== Aim of the task ==
Carry on the article about birth order and personality from its last sentence.

How does family birth order shape who you are? In his updated book, leading parenting educator Michael Grose explores the power of birth order. He speaks with Shane Green.
Michael Grose, one of Australia’s leading parenting educators, regularly encounters parents struggling to work out why their two children are so completely different.
They will share many things in common, the result of genetics and the ‘family frame’ – the values and atmosphere of the family they have absorbed.
But then there are the perplexing differences.
‘Many parents become flummoxed because they look at their kids and they think, “Gee, two kids of the same gender, two years apart, same parenting, same school experience, yet they’re chalk and cheese. What’s gone wrong?”’ says Michael.
Actually nothing, as Michael explains. It’s about their birth order, their position in the family. ‘Each child is born into a different position and that has an impact,’ he says. ‘And of course, that impacts their development in the early years and into secondary school, and also leaves an imprint later on in life.’
The fascinating world of birth order theory is explored by Michael in an updated version of Why First-borns Rule the World and why Later-borns Want to Change It.
As Michael explains in the book, birth order is a powerful influence on a child’s personality, with the family being the first group to which they belong. The book helps to explain some of your own characteristics and traits, and those of your children.
Most of us have an intuitive sense of the impact of where you come in the family, either your child or yourself. Here, Michael defines some of the common characteristics:
The family conservative. Most likely to follow the family path – if their parents are academic, they are also likely to be academic. They tend to value authority and are achievement oriented. Approval is very important to them. As the book title says, they want to rule the world.

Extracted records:

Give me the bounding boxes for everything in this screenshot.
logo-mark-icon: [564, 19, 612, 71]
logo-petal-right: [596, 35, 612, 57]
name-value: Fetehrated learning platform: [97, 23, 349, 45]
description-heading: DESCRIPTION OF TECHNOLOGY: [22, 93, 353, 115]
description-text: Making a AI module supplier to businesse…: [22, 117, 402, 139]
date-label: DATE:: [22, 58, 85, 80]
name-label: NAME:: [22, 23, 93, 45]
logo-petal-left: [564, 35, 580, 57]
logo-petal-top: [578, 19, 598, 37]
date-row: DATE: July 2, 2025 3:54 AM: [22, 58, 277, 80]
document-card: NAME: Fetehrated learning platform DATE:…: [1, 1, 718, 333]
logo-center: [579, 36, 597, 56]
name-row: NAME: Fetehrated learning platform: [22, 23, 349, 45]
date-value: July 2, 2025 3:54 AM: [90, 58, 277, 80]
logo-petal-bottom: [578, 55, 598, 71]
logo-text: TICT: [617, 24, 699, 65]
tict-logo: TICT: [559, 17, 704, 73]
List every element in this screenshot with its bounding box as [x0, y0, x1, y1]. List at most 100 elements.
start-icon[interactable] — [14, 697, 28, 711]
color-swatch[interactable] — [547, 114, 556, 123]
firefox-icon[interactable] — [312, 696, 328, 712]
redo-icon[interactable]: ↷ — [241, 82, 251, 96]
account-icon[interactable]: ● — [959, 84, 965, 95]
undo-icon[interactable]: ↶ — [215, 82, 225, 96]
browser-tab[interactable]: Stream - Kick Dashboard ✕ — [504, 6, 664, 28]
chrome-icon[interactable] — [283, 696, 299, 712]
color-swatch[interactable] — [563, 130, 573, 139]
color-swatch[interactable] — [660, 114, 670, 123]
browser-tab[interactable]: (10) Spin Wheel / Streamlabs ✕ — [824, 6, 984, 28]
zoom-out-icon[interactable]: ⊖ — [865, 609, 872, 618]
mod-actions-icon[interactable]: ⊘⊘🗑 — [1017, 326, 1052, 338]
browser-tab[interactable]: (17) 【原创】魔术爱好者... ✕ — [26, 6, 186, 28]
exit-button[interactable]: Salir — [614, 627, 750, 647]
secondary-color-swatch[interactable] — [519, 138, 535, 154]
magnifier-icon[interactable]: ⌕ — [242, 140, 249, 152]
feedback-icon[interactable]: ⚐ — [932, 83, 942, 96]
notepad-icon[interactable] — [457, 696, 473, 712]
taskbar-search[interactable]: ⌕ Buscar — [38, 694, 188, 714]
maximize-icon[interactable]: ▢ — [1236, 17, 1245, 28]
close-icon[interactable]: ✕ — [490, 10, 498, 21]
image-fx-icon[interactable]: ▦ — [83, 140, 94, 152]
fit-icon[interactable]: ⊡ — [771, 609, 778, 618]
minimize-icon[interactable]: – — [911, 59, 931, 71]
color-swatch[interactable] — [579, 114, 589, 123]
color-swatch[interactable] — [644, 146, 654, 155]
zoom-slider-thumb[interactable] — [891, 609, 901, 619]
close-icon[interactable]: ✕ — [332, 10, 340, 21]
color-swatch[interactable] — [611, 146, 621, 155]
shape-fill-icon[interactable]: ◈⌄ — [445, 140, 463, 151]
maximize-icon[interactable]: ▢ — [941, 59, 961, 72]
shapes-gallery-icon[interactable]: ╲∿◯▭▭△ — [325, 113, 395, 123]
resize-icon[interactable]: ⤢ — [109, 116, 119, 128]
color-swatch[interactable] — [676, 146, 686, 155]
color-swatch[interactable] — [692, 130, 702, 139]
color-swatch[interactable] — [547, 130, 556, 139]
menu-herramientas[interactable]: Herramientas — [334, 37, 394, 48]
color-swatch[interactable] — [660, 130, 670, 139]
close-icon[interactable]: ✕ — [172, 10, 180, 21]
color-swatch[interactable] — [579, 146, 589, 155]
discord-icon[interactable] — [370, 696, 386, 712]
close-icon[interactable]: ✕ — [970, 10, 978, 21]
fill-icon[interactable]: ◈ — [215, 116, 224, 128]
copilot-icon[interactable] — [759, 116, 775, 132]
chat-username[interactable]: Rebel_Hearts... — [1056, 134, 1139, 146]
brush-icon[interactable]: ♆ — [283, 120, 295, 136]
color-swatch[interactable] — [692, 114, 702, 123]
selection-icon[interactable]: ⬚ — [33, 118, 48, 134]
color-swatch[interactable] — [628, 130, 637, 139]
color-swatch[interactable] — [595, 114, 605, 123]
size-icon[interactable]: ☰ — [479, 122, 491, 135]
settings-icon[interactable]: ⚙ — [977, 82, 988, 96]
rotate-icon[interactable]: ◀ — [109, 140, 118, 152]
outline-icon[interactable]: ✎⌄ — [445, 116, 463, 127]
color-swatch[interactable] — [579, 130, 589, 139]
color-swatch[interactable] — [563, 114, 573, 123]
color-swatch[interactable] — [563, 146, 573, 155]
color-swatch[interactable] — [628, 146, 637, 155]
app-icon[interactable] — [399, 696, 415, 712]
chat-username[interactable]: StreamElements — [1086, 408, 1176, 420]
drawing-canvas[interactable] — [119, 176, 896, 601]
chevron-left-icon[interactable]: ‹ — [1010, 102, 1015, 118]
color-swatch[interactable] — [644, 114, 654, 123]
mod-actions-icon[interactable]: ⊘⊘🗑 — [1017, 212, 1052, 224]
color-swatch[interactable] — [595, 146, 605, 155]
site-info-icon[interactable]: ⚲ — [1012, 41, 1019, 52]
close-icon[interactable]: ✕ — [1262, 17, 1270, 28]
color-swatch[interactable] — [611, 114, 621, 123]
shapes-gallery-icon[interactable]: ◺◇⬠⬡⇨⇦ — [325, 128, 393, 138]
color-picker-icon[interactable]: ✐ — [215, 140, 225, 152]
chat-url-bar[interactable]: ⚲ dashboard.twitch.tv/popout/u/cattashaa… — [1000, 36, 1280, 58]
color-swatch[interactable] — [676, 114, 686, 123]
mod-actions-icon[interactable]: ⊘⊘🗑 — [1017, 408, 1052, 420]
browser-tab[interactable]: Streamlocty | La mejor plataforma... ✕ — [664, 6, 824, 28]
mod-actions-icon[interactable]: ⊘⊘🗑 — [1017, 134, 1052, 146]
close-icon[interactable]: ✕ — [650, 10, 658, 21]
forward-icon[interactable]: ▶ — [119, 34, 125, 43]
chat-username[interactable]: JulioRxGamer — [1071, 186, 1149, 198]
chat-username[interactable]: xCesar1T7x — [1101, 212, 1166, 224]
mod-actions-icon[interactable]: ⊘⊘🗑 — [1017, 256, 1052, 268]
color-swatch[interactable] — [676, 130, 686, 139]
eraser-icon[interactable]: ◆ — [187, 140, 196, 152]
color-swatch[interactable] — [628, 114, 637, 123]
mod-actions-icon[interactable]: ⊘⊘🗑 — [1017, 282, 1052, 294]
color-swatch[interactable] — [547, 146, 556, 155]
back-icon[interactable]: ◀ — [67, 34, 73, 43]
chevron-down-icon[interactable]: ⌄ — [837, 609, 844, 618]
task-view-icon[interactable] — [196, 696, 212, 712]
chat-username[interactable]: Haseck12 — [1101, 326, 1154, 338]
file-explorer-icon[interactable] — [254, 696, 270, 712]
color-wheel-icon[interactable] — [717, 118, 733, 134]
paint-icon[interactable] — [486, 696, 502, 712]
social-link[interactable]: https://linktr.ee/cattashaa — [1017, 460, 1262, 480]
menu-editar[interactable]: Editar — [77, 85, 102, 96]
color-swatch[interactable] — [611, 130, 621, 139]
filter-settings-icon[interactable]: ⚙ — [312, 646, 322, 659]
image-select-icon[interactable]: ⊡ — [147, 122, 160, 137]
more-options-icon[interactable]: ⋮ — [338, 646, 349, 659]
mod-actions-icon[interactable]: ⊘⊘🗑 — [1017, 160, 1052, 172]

== Answer area ==
The downside is that first-borns live with pressure. They might be prone to anxiety and perfectionism. ‘They put a lot of pressure on themselves, and their parents tend to put a fair bit of pressure on them as well,’ says Michael. ‘And sometimes they don’t mean that. It’s just the fact that when you have kids, your hopes and dreams go on the first one.’
The Second or Middle Child
Different from the first-born. Maybe not as responsible. While the first born might be the academic star, the middle child might hang on at school just to keep Mum and Dad off their back. But they might shine in different areas.
They tend to be more flexible, resilient, diplomatic, and more outwards looking, with a strong sense of social justice. Most middle children think they are in the worst position in the family. ‘The middles often get a bad rap, but they tend to be the glue which holds the group together in many ways,’ says Michael.
They are also disappearing, with more Australian parents stopping at two children. This has wider implications – more on this shortly.
When they arrive in the family, everyone has done something before them. So they tend to be more creative. They don’t use assertion much but are charmers and manipulators. They may be more successful in life than the rest of the family, but often follow a completely different path.
They are risk takers as learners, having a go at different things. They are survivors, and challenge conventions – ‘They often think the rules don’t apply to me,’ says Michael. As the book title suggests, they want to change the world.
The Prince Harry Effect
The book was first published in 2003, but since then the shape of the Australian family has evolved. Over 18 years, families with children have continued to shrink in size. Families of four or more children make up 13 per cent of all families, down from 20 per cent in 2002.
So we are seeing the demise of the middle child. Fewer middle children, says Michael, is a loss to society, with the life skills they bring. For instance, middle children make good diplomats.
This prompted Michael to take a deeper look at the rise of the second and youngest child – what he has dubbed the Prince Harry Effect.
The Royal brothers are a classic example of birth order dynamics in a two-child family.
‘I looked at Prince William and Prince Harry because Prince William is your classic first-born, Prince William’s the heir and poor old Harry’s the spare,’ says Michael.
Prince William is the one born to be king, with a life path that has been mapped out.
Prince Harry, however, was born into a position of few responsibilities. He has taken a dramatically different approach to life, demonstrating the traits of a middle child and a youngest child.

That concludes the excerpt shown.